→ TEXTO DEL EJERCICIO:
Las órdenes afectaban a reporteros de medios como The Washington Post y The Wall Street Journal, quienes habían sido convocados para testificar sobre el origen de materiales vinculados a una pesquisa del Departamento de Justicia de Estados Unidos relacionada con posibles filtraciones de seguridad nacional, según reveló el medio NBC News.
Las citaciones exigían que los periodistas revelaran información sobre sus fuentes y comunicaciones internas, lo que generó preocupación en organizaciones de prensa por el impacto en la protección del secreto profesional y la libertad de información.
Tras la reacción de los medios y de defensores de la libertad de prensa, el Departamento de Justicia decidió finalmente retirar las órdenes, según personas familiarizadas con el caso citadas por NBC News, evitando así que los reporteros tuvieran que comparecer ante el gran jurado.
El episodio reaviva el debate en Estados Unidos sobre el equilibrio entre la persecución de filtraciones de información sensible y la protección del trabajo periodístico en casos vinculados a seguridad nacional.
Desde su regreso a la Casa Blanca, en 2025, la Administración de Donald Trump ha mantenido una relación tensa con parte de la prensa estadounidense con críticas recurrentes a medios a los que acusa de sesgo y desinformación mientras organizaciones de libertad de prensa alertan sobre el impacto de este clima en el trabajo periodístico y el acceso a fuentes en Washington.

→ MATERIAL PROPORCIONADO:

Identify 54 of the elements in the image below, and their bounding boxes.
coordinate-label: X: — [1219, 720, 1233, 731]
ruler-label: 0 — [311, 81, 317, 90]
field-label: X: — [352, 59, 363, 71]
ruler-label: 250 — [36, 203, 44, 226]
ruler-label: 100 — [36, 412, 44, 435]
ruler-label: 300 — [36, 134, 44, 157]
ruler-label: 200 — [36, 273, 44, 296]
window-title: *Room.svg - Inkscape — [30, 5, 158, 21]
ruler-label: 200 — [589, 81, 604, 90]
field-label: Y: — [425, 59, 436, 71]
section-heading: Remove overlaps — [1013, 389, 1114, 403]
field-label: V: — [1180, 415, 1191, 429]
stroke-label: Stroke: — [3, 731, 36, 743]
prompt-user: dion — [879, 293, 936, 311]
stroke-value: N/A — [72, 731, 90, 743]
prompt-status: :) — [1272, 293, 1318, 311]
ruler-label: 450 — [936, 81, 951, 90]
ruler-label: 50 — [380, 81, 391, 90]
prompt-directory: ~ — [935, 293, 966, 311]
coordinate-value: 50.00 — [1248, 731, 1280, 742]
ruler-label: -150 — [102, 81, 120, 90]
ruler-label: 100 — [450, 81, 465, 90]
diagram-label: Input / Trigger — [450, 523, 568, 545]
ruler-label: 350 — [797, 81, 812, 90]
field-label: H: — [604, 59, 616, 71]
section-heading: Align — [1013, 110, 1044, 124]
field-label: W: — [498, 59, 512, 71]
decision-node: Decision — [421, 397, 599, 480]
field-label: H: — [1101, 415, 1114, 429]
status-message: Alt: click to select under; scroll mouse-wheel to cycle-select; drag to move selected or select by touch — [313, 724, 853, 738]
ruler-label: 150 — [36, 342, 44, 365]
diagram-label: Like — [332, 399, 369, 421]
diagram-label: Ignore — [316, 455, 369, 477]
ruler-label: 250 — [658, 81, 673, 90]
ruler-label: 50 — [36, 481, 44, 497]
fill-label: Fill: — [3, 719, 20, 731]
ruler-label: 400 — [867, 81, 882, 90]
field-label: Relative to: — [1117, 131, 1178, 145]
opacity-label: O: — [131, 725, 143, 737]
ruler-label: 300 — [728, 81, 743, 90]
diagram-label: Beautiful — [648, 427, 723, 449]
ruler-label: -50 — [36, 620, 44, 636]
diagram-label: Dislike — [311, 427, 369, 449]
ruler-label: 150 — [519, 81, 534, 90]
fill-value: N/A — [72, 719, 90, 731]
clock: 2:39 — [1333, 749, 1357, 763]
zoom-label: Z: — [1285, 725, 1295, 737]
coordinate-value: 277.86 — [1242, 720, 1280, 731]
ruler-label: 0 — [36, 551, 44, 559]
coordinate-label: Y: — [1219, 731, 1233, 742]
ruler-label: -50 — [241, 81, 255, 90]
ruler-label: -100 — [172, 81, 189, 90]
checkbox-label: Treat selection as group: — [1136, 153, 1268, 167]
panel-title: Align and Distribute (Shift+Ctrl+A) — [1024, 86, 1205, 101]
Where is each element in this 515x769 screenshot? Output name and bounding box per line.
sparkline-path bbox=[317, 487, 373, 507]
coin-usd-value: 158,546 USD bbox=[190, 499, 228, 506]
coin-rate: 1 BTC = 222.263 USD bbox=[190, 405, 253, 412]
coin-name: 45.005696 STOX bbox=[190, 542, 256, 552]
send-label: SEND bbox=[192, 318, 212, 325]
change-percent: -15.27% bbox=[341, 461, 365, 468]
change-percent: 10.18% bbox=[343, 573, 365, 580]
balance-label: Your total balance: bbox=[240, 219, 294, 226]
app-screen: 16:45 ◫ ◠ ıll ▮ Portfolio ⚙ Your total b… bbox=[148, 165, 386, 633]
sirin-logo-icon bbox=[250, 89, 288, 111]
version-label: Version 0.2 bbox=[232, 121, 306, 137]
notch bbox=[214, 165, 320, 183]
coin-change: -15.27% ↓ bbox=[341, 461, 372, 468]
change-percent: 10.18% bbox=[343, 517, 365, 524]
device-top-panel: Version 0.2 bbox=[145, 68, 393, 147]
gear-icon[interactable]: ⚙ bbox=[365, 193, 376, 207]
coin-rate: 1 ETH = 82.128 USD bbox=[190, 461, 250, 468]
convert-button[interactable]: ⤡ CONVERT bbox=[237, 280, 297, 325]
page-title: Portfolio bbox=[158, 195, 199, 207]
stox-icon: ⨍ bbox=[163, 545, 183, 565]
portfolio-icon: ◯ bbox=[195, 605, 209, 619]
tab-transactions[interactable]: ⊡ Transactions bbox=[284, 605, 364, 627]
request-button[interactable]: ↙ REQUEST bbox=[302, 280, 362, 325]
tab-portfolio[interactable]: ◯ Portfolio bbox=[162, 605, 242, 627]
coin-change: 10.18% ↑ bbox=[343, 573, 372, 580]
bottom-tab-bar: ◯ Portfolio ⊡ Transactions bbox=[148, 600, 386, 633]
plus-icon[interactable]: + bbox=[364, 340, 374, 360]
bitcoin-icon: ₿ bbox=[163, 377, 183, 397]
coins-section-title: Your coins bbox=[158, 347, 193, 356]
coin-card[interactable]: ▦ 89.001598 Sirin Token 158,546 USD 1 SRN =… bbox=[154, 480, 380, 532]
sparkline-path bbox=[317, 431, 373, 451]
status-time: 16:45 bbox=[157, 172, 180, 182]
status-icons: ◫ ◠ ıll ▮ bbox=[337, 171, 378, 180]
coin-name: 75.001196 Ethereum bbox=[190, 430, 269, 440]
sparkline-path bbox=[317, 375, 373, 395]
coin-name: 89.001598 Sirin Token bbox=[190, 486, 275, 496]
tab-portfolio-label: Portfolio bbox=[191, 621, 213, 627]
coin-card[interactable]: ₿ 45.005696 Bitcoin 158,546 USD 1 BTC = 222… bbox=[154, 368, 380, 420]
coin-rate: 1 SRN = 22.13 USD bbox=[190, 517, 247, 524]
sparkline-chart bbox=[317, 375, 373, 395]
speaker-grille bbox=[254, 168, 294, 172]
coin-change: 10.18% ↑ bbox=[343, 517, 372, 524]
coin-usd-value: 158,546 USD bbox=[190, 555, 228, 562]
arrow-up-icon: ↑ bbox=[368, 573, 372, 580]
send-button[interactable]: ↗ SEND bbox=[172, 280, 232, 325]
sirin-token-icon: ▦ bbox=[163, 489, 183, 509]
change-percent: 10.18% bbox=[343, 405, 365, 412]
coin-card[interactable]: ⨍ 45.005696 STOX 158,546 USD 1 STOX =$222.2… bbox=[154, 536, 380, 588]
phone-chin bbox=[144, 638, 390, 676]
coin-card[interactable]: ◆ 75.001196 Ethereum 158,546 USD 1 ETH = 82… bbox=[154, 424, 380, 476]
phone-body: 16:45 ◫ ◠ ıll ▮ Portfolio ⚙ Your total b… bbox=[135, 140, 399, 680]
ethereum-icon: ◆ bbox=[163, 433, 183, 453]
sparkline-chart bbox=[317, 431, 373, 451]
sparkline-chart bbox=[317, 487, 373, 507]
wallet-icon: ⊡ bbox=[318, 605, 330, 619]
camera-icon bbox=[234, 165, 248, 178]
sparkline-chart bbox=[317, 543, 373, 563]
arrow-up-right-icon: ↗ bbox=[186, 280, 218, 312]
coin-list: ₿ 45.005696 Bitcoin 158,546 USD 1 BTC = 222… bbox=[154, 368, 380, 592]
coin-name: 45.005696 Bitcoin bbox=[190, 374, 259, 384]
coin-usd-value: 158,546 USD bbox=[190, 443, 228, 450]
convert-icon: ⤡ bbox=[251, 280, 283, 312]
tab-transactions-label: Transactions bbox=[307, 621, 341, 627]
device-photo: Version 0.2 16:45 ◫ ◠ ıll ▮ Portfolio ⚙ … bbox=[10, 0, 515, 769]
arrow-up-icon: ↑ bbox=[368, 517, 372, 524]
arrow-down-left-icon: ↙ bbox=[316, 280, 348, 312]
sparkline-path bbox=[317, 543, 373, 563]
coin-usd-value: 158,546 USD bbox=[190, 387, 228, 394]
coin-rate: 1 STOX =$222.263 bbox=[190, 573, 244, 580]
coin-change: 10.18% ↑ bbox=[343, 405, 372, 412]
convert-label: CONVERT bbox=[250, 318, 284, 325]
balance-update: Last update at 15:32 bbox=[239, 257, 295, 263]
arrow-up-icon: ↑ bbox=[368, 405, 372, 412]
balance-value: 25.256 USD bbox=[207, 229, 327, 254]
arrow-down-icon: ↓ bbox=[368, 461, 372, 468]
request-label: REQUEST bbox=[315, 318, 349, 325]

→ TAREA:
En el texto sobre las citaciones a periodistas, ¿ante quién se evitó que los reporteros tuvieran que comparecer? Este material procede de una fuente distinta.

→ RESULTADO:
Ante el gran jurado.